- [Exercise input]:
====
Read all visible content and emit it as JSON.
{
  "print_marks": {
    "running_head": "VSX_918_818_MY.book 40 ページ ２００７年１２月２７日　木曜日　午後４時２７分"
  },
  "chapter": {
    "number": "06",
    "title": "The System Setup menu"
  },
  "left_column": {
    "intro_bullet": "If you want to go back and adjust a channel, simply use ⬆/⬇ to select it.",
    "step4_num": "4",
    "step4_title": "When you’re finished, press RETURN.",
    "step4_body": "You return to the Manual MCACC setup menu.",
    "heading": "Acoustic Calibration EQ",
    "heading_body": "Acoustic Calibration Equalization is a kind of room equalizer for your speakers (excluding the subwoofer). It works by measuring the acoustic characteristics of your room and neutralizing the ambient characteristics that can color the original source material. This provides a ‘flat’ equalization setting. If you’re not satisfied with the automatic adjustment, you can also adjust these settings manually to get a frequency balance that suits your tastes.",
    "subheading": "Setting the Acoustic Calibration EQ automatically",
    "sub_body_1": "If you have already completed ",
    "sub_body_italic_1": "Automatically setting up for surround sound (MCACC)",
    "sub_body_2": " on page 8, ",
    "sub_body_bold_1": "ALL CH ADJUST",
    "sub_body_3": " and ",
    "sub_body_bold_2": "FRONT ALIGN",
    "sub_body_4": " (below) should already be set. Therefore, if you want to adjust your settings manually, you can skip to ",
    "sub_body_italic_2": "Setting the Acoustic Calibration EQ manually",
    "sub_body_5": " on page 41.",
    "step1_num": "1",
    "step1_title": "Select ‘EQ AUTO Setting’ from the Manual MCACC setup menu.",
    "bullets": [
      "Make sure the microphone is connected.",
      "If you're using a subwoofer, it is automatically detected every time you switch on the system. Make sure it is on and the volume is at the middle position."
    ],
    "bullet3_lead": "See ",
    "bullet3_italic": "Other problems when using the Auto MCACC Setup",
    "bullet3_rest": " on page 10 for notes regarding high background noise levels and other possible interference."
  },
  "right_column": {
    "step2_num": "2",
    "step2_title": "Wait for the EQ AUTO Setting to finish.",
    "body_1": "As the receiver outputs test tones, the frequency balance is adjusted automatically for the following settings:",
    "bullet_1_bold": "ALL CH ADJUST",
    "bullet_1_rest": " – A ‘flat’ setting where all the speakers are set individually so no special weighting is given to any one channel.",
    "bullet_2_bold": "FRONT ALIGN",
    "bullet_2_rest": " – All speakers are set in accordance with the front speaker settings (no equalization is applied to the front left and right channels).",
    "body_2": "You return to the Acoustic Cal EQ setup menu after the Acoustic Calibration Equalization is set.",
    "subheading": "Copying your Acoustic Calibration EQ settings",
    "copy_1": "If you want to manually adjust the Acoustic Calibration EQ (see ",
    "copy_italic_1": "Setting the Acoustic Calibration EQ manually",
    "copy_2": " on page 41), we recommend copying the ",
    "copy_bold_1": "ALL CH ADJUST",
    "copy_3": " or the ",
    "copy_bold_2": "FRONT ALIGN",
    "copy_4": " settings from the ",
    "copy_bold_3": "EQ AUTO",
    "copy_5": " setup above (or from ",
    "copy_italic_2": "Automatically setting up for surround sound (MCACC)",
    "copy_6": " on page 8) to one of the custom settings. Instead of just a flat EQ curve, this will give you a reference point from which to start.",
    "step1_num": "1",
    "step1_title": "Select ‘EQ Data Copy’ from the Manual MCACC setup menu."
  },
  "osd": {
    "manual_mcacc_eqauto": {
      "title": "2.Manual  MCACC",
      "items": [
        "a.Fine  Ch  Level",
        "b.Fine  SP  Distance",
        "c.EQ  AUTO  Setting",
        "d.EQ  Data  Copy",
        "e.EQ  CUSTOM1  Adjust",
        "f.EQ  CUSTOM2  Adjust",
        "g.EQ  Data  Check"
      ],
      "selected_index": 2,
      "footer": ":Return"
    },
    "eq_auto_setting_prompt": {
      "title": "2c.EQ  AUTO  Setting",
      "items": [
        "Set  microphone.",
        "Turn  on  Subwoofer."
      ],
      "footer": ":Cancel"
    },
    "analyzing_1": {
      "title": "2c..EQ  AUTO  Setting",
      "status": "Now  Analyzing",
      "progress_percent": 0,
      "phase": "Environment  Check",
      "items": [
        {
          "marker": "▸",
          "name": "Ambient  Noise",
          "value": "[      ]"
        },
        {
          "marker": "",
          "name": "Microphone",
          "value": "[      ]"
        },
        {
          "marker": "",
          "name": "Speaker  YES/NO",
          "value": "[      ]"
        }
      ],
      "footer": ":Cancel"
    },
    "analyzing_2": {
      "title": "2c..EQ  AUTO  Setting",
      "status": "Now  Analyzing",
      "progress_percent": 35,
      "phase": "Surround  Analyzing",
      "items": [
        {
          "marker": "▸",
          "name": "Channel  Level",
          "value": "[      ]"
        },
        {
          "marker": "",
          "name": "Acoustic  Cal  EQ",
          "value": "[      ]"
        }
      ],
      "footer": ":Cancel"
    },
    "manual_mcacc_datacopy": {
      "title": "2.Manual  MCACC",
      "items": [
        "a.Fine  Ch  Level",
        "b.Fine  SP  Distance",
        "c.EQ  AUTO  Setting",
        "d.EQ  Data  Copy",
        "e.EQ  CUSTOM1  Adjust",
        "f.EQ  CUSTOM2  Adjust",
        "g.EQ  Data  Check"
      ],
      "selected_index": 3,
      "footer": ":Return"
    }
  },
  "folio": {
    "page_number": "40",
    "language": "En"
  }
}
====
- [Stated exercise]: Report the number of lines holding the string "manually", without any other words.

- [Output for this task]: 5